_Given exercise_
The material below should be written out in full and exactly; pictures stay out of the copy.

_Extracted records_
## Begin

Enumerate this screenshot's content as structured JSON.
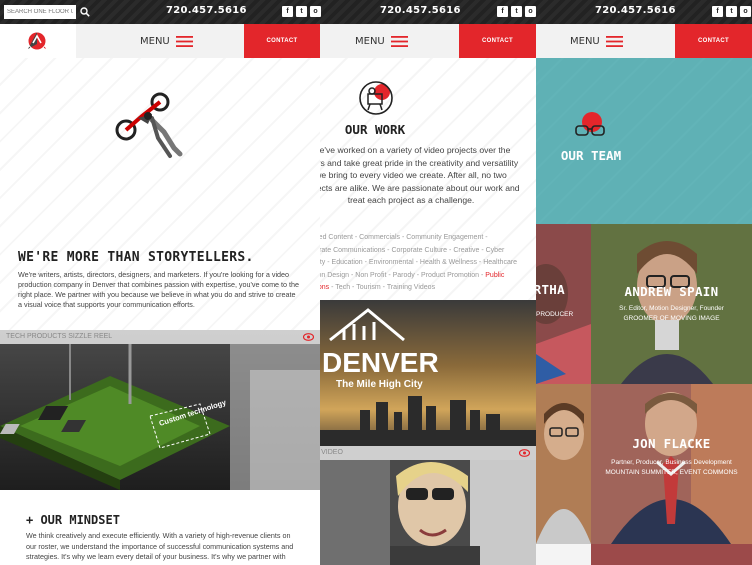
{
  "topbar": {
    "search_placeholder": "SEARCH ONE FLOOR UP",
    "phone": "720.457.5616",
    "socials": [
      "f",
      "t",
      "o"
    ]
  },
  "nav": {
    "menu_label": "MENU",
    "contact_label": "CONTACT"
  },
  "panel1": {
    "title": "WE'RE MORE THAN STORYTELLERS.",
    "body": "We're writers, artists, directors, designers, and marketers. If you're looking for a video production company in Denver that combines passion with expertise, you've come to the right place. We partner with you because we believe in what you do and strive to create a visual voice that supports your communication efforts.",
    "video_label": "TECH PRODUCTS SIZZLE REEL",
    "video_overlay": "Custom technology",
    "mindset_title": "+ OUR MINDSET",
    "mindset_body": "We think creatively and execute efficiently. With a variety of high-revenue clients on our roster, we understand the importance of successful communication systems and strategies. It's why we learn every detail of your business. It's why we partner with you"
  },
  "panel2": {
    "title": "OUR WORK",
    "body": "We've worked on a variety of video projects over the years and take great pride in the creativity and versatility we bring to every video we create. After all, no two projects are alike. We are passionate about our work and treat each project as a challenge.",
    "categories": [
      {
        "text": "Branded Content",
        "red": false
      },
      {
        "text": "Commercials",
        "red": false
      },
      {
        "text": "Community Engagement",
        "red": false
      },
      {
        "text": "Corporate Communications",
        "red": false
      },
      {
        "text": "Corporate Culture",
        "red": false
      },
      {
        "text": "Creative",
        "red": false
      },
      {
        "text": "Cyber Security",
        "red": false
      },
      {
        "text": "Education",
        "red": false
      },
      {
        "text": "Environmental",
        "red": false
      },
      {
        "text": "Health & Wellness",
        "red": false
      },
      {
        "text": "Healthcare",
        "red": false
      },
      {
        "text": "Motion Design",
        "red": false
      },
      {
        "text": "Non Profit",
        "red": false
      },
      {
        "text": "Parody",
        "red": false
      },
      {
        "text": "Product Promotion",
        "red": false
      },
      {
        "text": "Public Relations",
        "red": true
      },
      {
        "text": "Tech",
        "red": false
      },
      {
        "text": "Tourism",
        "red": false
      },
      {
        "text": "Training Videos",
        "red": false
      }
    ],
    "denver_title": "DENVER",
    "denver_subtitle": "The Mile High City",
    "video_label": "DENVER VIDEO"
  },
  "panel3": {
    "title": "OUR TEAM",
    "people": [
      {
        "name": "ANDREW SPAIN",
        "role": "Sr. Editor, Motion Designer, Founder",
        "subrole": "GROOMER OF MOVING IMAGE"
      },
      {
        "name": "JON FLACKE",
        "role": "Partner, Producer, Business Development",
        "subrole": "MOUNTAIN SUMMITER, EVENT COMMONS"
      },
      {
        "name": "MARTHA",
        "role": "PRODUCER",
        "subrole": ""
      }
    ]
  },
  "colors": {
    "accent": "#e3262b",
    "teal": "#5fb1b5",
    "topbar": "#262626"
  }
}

## End

_Response to the task_
Enumerate this screenshot's content as structured JSON.
{
  "topbar": {
    "search_placeholder": "SEARCH ONE FLOOR UP",
    "phone": "720.457.5616",
    "socials": [
      "f",
      "t",
      "o"
    ]
  },
  "nav": {
    "menu_label": "MENU",
    "contact_label": "CONTACT"
  },
  "panel1": {
    "title": "WE'RE MORE THAN STORYTELLERS.",
    "body": "We're writers, artists, directors, designers, and marketers. If you're looking for a video production company in Denver that combines passion with expertise, you've come to the right place. We partner with you because we believe in what you do and strive to create a visual voice that supports your communication efforts.",
    "video_label": "TECH PRODUCTS SIZZLE REEL",
    "video_overlay": "Custom technology",
    "mindset_title": "+ OUR MINDSET",
    "mindset_body": "We think creatively and execute efficiently. With a variety of high-revenue clients on our roster, we understand the importance of successful communication systems and strategies. It's why we learn every detail of your business. It's why we partner with you"
  },
  "panel2": {
    "title": "OUR WORK",
    "body": "We've worked on a variety of video projects over the years and take great pride in the creativity and versatility we bring to every video we create. After all, no two projects are alike. We are passionate about our work and treat each project as a challenge.",
    "categories": [
      {
        "text": "Branded Content",
        "red": false
      },
      {
        "text": "Commercials",
        "red": false
      },
      {
        "text": "Community Engagement",
        "red": false
      },
      {
        "text": "Corporate Communications",
        "red": false
      },
      {
        "text": "Corporate Culture",
        "red": false
      },
      {
        "text": "Creative",
        "red": false
      },
      {
        "text": "Cyber Security",
        "red": false
      },
      {
        "text": "Education",
        "red": false
      },
      {
        "text": "Environmental",
        "red": false
      },
      {
        "text": "Health & Wellness",
        "red": false
      },
      {
        "text": "Healthcare",
        "red": false
      },
      {
        "text": "Motion Design",
        "red": false
      },
      {
        "text": "Non Profit",
        "red": false
      },
      {
        "text": "Parody",
        "red": false
      },
      {
        "text": "Product Promotion",
        "red": false
      },
      {
        "text": "Public Relations",
        "red": true
      },
      {
        "text": "Tech",
        "red": false
      },
      {
        "text": "Tourism",
        "red": false
      },
      {
        "text": "Training Videos",
        "red": false
      }
    ],
    "denver_title": "DENVER",
    "denver_subtitle": "The Mile High City",
    "video_label": "DENVER VIDEO"
  },
  "panel3": {
    "title": "OUR TEAM",
    "people": [
      {
        "name": "ANDREW SPAIN",
        "role": "Sr. Editor, Motion Designer, Founder",
        "subrole": "GROOMER OF MOVING IMAGE"
      },
      {
        "name": "JON FLACKE",
        "role": "Partner, Producer, Business Development",
        "subrole": "MOUNTAIN SUMMITER, EVENT COMMONS"
      },
      {
        "name": "MARTHA",
        "role": "PRODUCER",
        "subrole": ""
      }
    ]
  },
  "colors": {
    "accent": "#e3262b",
    "teal": "#5fb1b5",
    "topbar": "#262626"
  }
}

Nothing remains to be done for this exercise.